**TASK DETAILS**
Copy the records below word for word, from the first line up to and including the line that contains "divider [9, 221, 493, 222]".

<<<<

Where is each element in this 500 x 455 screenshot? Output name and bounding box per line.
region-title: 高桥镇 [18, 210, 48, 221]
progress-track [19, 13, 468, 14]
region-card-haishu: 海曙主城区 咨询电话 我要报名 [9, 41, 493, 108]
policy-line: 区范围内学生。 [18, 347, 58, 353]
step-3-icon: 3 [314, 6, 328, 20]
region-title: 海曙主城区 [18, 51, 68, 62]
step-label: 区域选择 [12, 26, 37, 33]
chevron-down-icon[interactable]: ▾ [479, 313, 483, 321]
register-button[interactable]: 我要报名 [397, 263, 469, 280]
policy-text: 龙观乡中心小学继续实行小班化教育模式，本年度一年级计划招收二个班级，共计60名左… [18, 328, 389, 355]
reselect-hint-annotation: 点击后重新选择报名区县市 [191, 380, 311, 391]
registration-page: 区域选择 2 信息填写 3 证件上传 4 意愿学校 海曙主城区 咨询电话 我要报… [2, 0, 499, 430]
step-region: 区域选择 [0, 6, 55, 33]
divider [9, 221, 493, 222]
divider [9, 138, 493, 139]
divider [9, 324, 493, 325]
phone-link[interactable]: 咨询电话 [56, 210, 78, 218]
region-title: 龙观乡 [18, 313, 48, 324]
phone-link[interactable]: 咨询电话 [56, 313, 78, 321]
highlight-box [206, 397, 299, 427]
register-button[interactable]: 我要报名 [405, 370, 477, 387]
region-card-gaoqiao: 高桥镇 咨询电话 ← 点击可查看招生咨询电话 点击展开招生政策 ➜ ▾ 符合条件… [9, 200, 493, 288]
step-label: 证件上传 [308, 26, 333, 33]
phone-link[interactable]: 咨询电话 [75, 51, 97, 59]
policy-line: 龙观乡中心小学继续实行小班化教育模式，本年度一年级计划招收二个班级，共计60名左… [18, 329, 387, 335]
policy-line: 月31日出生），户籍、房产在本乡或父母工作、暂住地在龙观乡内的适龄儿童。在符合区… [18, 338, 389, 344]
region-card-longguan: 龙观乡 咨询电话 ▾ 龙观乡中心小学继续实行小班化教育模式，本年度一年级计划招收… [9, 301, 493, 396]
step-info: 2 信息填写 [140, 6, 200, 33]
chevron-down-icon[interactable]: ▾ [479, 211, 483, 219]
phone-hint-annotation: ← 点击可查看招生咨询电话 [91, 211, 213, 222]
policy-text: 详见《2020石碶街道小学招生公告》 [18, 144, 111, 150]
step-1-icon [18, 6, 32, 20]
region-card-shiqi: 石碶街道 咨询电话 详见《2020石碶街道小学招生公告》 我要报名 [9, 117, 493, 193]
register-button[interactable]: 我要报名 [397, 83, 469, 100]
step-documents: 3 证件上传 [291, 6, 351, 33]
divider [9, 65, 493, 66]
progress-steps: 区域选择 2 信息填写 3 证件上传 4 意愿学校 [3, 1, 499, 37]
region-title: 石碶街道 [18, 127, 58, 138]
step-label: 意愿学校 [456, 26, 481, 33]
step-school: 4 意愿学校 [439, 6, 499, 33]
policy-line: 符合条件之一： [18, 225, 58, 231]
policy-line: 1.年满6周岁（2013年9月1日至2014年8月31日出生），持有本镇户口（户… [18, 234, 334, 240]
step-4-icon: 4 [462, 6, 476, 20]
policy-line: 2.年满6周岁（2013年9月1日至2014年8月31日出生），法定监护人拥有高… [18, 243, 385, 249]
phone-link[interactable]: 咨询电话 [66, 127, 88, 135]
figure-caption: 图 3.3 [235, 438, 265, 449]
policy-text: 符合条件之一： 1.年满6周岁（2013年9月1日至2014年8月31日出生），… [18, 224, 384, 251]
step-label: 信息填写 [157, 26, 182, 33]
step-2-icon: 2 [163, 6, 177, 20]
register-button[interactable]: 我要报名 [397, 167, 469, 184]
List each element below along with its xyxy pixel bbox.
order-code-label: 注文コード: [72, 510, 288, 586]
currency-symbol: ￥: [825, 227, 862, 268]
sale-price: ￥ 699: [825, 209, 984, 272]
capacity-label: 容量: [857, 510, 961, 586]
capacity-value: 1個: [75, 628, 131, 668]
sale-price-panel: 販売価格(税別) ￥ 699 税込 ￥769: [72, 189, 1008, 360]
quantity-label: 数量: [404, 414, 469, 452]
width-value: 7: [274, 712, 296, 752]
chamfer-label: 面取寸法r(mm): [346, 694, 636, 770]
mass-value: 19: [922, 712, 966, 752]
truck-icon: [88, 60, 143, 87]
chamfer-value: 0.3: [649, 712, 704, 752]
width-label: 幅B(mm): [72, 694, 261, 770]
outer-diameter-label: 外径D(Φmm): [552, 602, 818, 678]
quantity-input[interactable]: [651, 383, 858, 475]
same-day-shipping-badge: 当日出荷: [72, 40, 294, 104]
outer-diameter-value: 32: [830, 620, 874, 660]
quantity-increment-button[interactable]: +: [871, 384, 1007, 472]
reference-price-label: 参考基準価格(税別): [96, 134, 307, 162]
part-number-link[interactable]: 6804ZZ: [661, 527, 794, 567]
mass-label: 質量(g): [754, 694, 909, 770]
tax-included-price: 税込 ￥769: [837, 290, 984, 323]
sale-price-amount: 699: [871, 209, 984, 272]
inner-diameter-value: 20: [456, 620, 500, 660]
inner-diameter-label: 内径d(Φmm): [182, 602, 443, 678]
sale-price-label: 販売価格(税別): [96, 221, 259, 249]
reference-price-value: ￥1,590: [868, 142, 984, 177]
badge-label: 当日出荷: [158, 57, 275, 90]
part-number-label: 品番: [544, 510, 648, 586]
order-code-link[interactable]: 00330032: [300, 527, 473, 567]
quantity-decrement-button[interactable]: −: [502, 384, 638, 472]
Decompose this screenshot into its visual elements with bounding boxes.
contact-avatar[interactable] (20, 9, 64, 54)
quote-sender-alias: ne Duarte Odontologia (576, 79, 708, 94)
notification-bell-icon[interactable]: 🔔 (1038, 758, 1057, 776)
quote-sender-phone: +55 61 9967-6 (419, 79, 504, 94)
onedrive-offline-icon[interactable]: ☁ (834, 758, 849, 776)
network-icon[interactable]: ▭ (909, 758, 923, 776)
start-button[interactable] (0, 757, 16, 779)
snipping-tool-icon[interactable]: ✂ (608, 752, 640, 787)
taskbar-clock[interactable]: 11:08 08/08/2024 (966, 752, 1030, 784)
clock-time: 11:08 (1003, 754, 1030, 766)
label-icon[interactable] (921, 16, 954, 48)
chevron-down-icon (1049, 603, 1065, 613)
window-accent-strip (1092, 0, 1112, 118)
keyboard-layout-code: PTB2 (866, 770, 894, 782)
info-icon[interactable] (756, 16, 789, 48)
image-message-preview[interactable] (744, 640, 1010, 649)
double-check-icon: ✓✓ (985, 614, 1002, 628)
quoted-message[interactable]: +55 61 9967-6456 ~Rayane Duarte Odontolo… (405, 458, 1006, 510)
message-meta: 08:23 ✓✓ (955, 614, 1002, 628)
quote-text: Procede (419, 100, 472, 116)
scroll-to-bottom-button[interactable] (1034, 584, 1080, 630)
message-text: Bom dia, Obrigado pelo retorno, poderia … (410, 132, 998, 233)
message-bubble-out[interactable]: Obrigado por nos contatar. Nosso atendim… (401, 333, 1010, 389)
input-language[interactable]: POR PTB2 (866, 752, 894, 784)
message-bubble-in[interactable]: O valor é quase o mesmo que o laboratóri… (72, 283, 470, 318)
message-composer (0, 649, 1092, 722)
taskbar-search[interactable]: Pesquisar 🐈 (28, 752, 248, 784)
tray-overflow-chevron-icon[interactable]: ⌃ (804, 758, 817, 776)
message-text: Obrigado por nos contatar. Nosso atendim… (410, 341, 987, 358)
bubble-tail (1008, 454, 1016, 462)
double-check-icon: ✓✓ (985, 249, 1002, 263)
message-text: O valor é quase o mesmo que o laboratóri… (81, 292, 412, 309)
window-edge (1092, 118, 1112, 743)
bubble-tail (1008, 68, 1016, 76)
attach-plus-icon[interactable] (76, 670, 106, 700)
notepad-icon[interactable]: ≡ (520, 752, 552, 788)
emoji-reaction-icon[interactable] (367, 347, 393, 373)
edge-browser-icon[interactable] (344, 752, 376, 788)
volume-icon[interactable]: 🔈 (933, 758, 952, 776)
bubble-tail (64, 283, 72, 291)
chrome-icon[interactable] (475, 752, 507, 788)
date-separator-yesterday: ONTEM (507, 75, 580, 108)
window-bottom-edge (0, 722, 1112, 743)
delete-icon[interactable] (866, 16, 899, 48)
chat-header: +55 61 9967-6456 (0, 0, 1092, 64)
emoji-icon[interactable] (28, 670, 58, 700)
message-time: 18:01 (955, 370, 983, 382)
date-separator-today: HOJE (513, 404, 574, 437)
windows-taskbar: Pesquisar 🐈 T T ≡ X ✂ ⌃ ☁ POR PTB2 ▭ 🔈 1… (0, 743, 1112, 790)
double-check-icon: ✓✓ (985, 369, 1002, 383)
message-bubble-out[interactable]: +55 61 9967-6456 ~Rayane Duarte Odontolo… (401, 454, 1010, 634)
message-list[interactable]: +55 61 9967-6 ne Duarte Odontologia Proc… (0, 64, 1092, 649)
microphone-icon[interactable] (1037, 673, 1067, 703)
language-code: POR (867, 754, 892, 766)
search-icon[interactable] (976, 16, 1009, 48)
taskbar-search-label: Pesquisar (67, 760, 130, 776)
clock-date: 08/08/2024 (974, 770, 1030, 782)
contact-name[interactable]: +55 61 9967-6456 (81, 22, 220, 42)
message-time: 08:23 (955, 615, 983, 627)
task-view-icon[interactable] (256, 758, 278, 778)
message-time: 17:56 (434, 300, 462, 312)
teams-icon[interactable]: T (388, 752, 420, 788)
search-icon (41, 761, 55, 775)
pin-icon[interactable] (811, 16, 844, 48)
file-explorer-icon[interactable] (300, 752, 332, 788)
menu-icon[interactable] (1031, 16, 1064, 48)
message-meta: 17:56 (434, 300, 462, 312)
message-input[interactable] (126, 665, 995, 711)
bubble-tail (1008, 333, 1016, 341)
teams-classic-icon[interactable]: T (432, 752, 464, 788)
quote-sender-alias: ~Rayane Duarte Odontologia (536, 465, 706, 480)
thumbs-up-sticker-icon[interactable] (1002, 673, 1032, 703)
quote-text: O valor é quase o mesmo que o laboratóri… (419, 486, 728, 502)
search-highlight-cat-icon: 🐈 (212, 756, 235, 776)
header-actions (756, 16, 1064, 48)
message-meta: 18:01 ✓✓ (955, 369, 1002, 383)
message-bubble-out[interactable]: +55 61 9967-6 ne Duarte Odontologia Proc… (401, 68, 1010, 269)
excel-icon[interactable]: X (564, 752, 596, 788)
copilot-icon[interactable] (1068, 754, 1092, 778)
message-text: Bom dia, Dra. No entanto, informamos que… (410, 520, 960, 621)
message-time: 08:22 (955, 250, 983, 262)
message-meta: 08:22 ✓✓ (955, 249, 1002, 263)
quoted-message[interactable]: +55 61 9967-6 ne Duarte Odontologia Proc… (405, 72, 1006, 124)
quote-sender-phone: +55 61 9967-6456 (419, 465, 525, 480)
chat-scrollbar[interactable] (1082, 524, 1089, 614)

>>>>

**RESPONSE FOR THIS EXERCISE**
Where is each element in this 500 x 455 screenshot? Output name and bounding box per line.
region-title: 高桥镇 [18, 210, 48, 221]
progress-track [19, 13, 468, 14]
region-card-haishu: 海曙主城区 咨询电话 我要报名 [9, 41, 493, 108]
policy-line: 区范围内学生。 [18, 347, 58, 353]
step-3-icon: 3 [314, 6, 328, 20]
region-title: 海曙主城区 [18, 51, 68, 62]
step-label: 区域选择 [12, 26, 37, 33]
chevron-down-icon[interactable]: ▾ [479, 313, 483, 321]
register-button[interactable]: 我要报名 [397, 263, 469, 280]
policy-text: 龙观乡中心小学继续实行小班化教育模式，本年度一年级计划招收二个班级，共计60名左… [18, 328, 389, 355]
reselect-hint-annotation: 点击后重新选择报名区县市 [191, 380, 311, 391]
registration-page: 区域选择 2 信息填写 3 证件上传 4 意愿学校 海曙主城区 咨询电话 我要报… [2, 0, 499, 430]
step-region: 区域选择 [0, 6, 55, 33]
divider [9, 221, 493, 222]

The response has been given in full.